EXERCISE OBJECTIVE: Type out the records that follow, exactly as given.

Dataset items
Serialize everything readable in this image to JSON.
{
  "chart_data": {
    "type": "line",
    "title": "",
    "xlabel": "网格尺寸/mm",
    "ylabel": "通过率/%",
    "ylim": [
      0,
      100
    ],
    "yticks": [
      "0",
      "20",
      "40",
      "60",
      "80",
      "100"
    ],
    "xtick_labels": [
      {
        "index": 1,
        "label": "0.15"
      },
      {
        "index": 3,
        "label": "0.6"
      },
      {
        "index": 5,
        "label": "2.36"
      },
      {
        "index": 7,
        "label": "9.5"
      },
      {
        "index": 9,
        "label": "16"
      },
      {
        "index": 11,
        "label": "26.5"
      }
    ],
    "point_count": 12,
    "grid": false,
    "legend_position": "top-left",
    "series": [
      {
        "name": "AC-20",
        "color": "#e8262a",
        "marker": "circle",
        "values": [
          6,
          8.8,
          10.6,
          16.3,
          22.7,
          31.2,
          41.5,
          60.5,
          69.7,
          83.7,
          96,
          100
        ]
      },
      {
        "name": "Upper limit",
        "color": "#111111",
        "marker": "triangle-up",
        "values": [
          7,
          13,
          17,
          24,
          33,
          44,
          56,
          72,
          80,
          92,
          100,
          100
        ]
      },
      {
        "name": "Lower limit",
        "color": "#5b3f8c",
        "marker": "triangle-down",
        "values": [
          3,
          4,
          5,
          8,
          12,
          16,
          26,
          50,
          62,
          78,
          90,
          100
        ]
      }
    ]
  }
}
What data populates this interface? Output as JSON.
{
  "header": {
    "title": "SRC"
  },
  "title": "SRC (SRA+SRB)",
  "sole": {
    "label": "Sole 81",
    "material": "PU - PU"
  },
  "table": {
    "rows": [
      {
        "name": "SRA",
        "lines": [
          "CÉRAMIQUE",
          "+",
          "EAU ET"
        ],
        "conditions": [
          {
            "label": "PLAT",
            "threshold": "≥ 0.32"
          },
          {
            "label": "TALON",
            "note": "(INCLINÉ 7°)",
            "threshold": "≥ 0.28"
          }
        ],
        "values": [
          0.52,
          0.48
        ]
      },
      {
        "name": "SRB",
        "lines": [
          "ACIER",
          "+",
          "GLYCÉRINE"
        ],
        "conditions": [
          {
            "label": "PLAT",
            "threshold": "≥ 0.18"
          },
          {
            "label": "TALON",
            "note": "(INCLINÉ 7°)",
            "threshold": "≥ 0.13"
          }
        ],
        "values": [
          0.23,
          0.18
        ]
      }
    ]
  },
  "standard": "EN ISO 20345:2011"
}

RESULT FOR THIS EXERCISE:
Serialize everything readable in this image to JSON.
{
  "chart_data": {
    "type": "line",
    "title": "",
    "xlabel": "网格尺寸/mm",
    "ylabel": "通过率/%",
    "ylim": [
      0,
      100
    ],
    "yticks": [
      "0",
      "20",
      "40",
      "60",
      "80",
      "100"
    ],
    "xtick_labels": [
      {
        "index": 1,
        "label": "0.15"
      },
      {
        "index": 3,
        "label": "0.6"
      },
      {
        "index": 5,
        "label": "2.36"
      },
      {
        "index": 7,
        "label": "9.5"
      },
      {
        "index": 9,
        "label": "16"
      },
      {
        "index": 11,
        "label": "26.5"
      }
    ],
    "point_count": 12,
    "grid": false,
    "legend_position": "top-left",
    "series": [
      {
        "name": "AC-20",
        "color": "#e8262a",
        "marker": "circle",
        "values": [
          6,
          8.8,
          10.6,
          16.3,
          22.7,
          31.2,
          41.5,
          60.5,
          69.7,
          83.7,
          96,
          100
        ]
      },
      {
        "name": "Upper limit",
        "color": "#111111",
        "marker": "triangle-up",
        "values": [
          7,
          13,
          17,
          24,
          33,
          44,
          56,
          72,
          80,
          92,
          100,
          100
        ]
      },
      {
        "name": "Lower limit",
        "color": "#5b3f8c",
        "marker": "triangle-down",
        "values": [
          3,
          4,
          5,
          8,
          12,
          16,
          26,
          50,
          62,
          78,
          90,
          100
        ]
      }
    ]
  }
}
What data populates this interface? Output as JSON.
{
  "header": {
    "title": "SRC"
  },
  "title": "SRC (SRA+SRB)",
  "sole": {
    "label": "Sole 81",
    "material": "PU - PU"
  },
  "table": {
    "rows": [
      {
        "name": "SRA",
        "lines": [
          "CÉRAMIQUE",
          "+",
          "EAU ET"
        ],
        "conditions": [
          {
            "label": "PLAT",
            "threshold": "≥ 0.32"
          },
          {
            "label": "TALON",
            "note": "(INCLINÉ 7°)",
            "threshold": "≥ 0.28"
          }
        ],
        "values": [
          0.52,
          0.48
        ]
      },
      {
        "name": "SRB",
        "lines": [
          "ACIER",
          "+",
          "GLYCÉRINE"
        ],
        "conditions": [
          {
            "label": "PLAT",
            "threshold": "≥ 0.18"
          },
          {
            "label": "TALON",
            "note": "(INCLINÉ 7°)",
            "threshold": "≥ 0.13"
          }
        ],
        "values": [
          0.23,
          0.18
        ]
      }
    ]
  },
  "standard": "EN ISO 20345:2011"
}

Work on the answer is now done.